* Work instructions
Pull out every line in the data that has the string "договоров" in it.

• • •

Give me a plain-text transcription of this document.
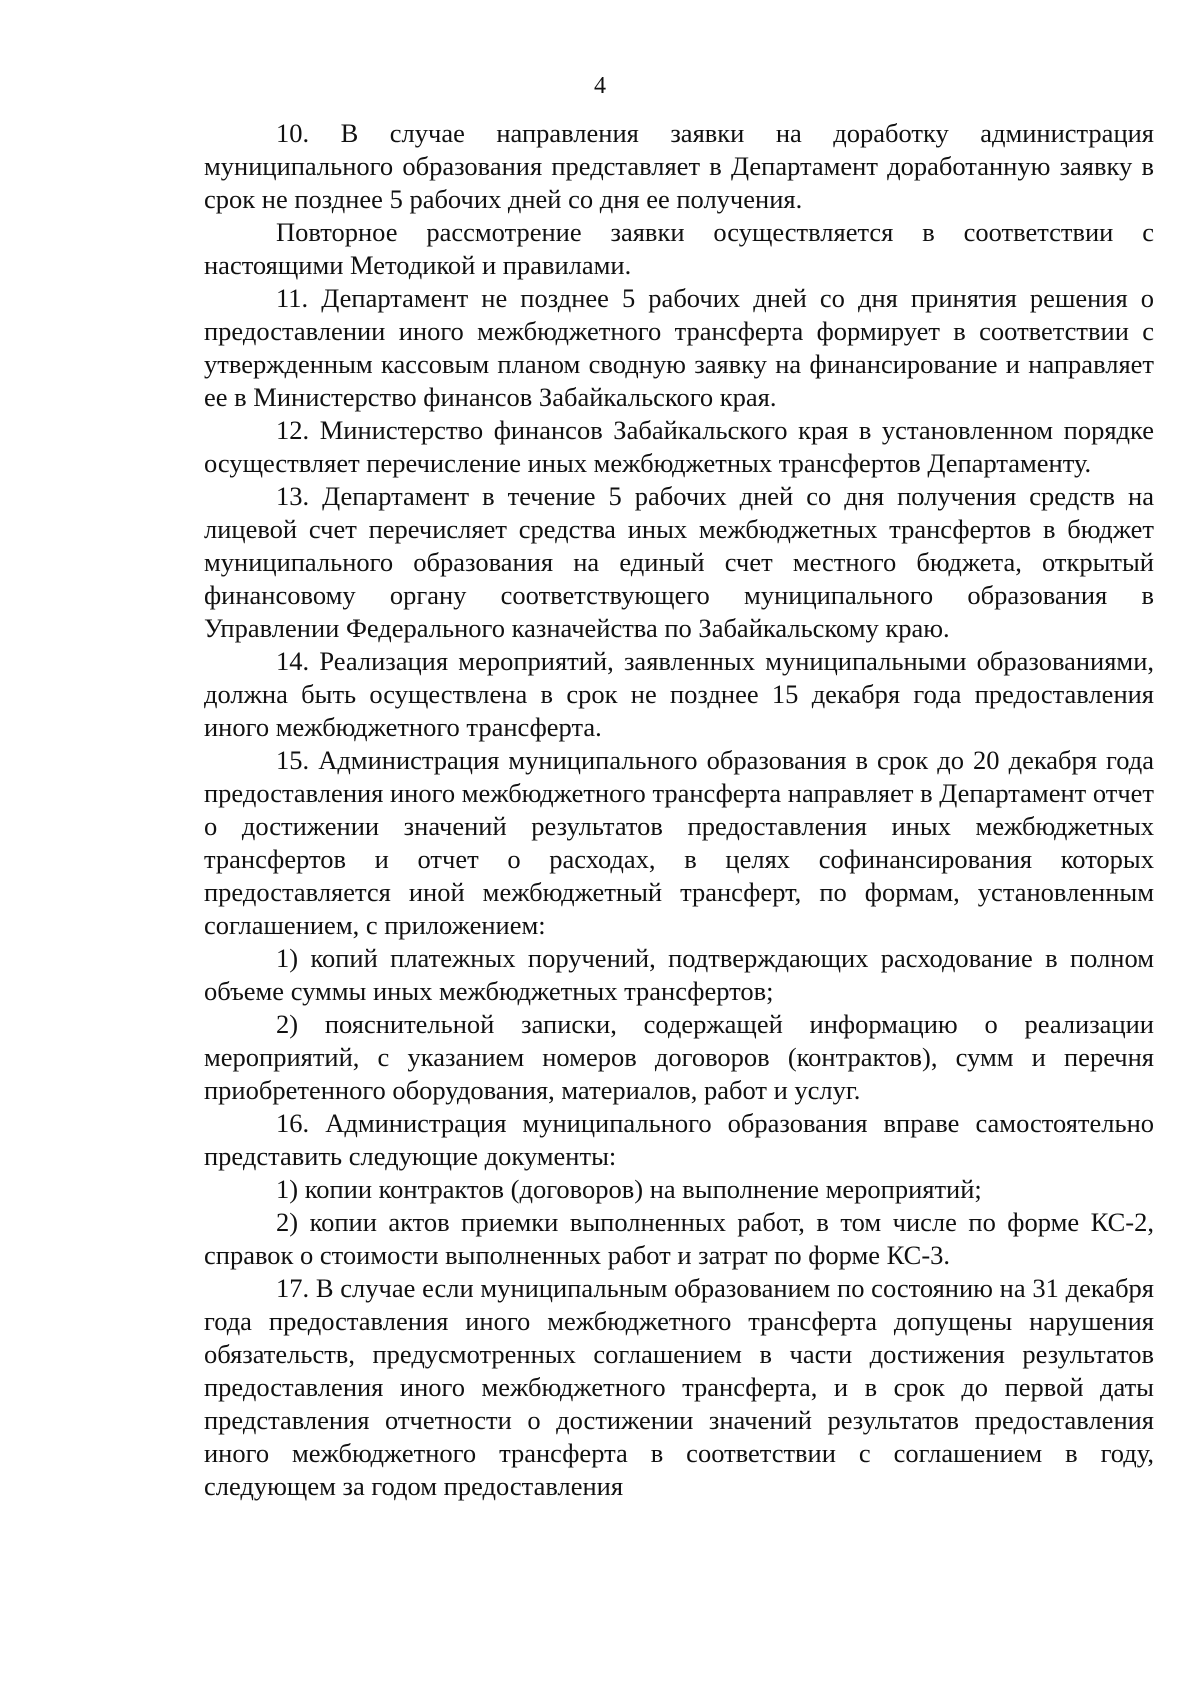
4

10. В случае направления заявки на доработку администрация муниципального образования представляет в Департамент доработанную заявку в срок не позднее 5 рабочих дней со дня ее получения.

Повторное рассмотрение заявки осуществляется в соответствии с настоящими Методикой и правилами.

11. Департамент не позднее 5 рабочих дней со дня принятия решения о предоставлении иного межбюджетного трансферта формирует в соответствии с утвержденным кассовым планом сводную заявку на финансирование и направляет ее в Министерство финансов Забайкальского края.

12. Министерство финансов Забайкальского края в установленном порядке осуществляет перечисление иных межбюджетных трансфертов Департаменту.

13. Департамент в течение 5 рабочих дней со дня получения средств на лицевой счет перечисляет средства иных межбюджетных трансфертов в бюджет муниципального образования на единый счет местного бюджета, открытый финансовому органу соответствующего муниципального образования в Управлении Федерального казначейства по Забайкальскому краю.

14. Реализация мероприятий, заявленных муниципальными образованиями, должна быть осуществлена в срок не позднее 15 декабря года предоставления иного межбюджетного трансферта.

15. Администрация муниципального образования в срок до 20 декабря года предоставления иного межбюджетного трансферта направляет в Департамент отчет о достижении значений результатов предоставления иных межбюджетных трансфертов и отчет о расходах, в целях софинансирования которых предоставляется иной межбюджетный трансферт, по формам, установленным соглашением, с приложением:

1) копий платежных поручений, подтверждающих расходование в полном объеме суммы иных межбюджетных трансфертов;

2) пояснительной записки, содержащей информацию о реализации мероприятий, с указанием номеров договоров (контрактов), сумм и перечня приобретенного оборудования, материалов, работ и услуг.

16. Администрация муниципального образования вправе самостоятельно представить следующие документы:

1) копии контрактов (договоров) на выполнение мероприятий;

2) копии актов приемки выполненных работ, в том числе по форме КС-2, справок о стоимости выполненных работ и затрат по форме КС-3.

17. В случае если муниципальным образованием по состоянию на 31 декабря года предоставления иного межбюджетного трансферта допущены нарушения обязательств, предусмотренных соглашением в части достижения результатов предоставления иного межбюджетного трансферта, и в срок до первой даты представления отчетности о достижении значений результатов предоставления иного межбюджетного трансферта в соответствии с соглашением в году, следующем за годом предоставления
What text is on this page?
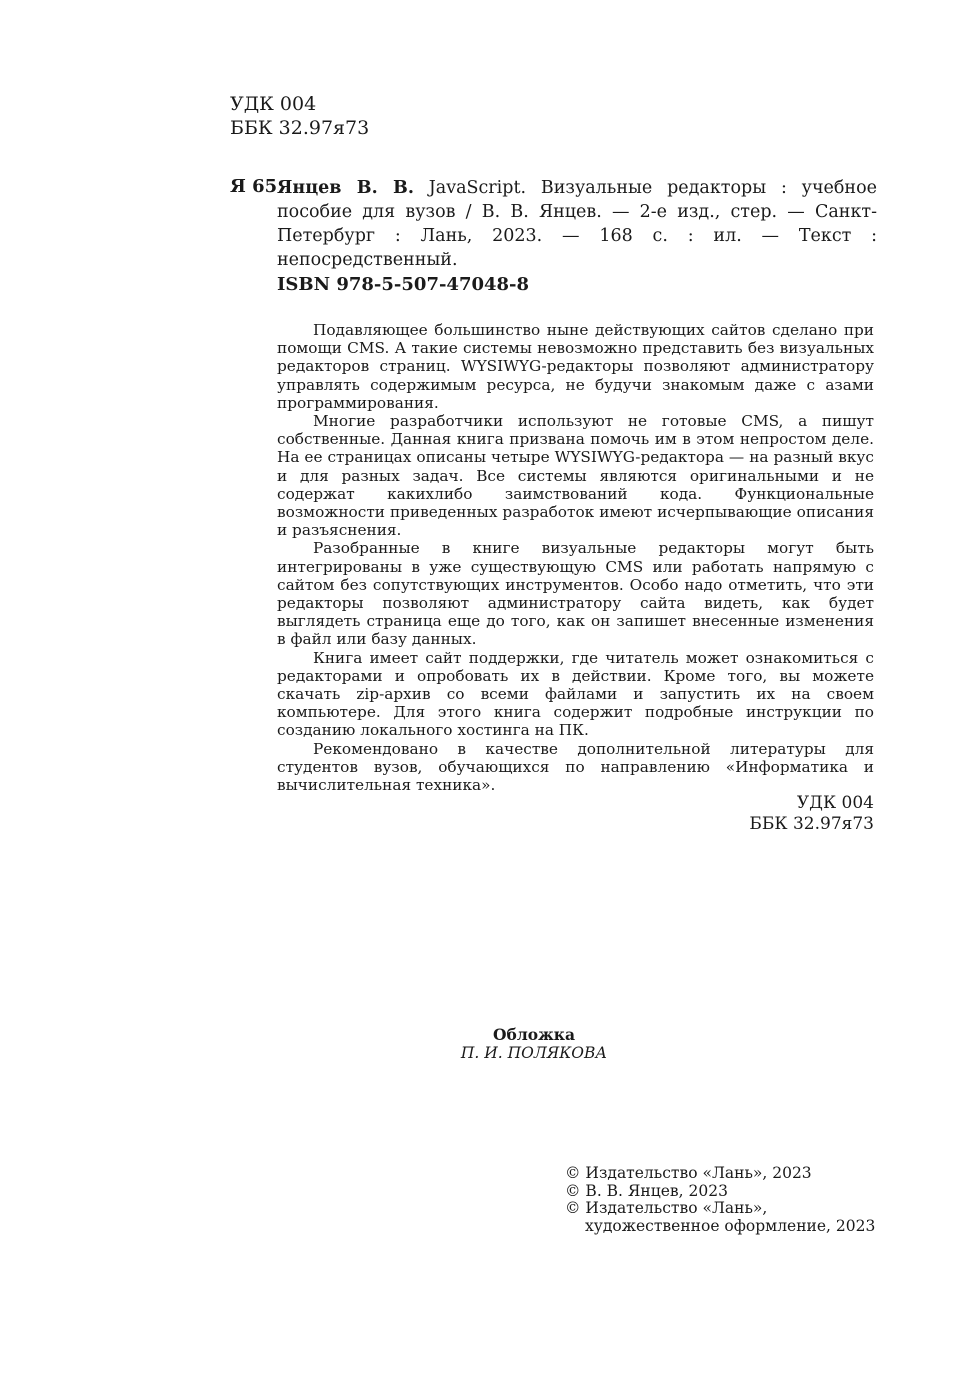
УДК 004
ББК 32.97я73
Я 65 Янцев В. В. JavaScript. Визуальные редакторы : учебное пособие для вузов / В. В. Янцев. — 2-е изд., стер. — Санкт-Петербург : Лань, 2023. — 168 с. : ил. — Текст : непосредственный.
ISBN 978-5-507-47048-8

Подавляющее большинство ныне действующих сайтов сделано при помощи CMS. А такие системы невозможно представить без визуальных редакторов страниц. WYSIWYG-редакторы позволяют администратору управлять содержимым ресурса, не будучи знакомым даже с азами программирования.

Многие разработчики используют не готовые CMS, а пишут собственные. Данная книга призвана помочь им в этом непростом деле. На ее страницах описаны четыре WYSIWYG-редактора — на разный вкус и для разных задач. Все системы являются оригинальными и не содержат какихлибо заимствований кода. Функциональные возможности приведенных разработок имеют исчерпывающие описания и разъяснения.

Разобранные в книге визуальные редакторы могут быть интегрированы в уже существующую CMS или работать напрямую с сайтом без сопутствующих инструментов. Особо надо отметить, что эти редакторы позволяют администратору сайта видеть, как будет выглядеть страница еще до того, как он запишет внесенные изменения в файл или базу данных.

Книга имеет сайт поддержки, где читатель может ознакомиться с редакторами и опробовать их в действии. Кроме того, вы можете скачать zip-архив со всеми файлами и запустить их на своем компьютере. Для этого книга содержит подробные инструкции по созданию локального хостинга на ПК.

Рекомендовано в качестве дополнительной литературы для студентов вузов, обучающихся по направлению «Информатика и вычислительная техника».

УДК 004
ББК 32.97я73
Обложка
П. И. ПОЛЯКОВА
© Издательство «Лань», 2023
© В. В. Янцев, 2023
© Издательство «Лань»,
художественное оформление, 2023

• • •

* Result for this task
2) пояснительной записки, содержащей информацию о реализации мероприятий, с указанием номеров договоров (контрактов), сумм и перечня приобретенного оборудования, материалов, работ и услуг.
1) копии контрактов (договоров) на выполнение мероприятий;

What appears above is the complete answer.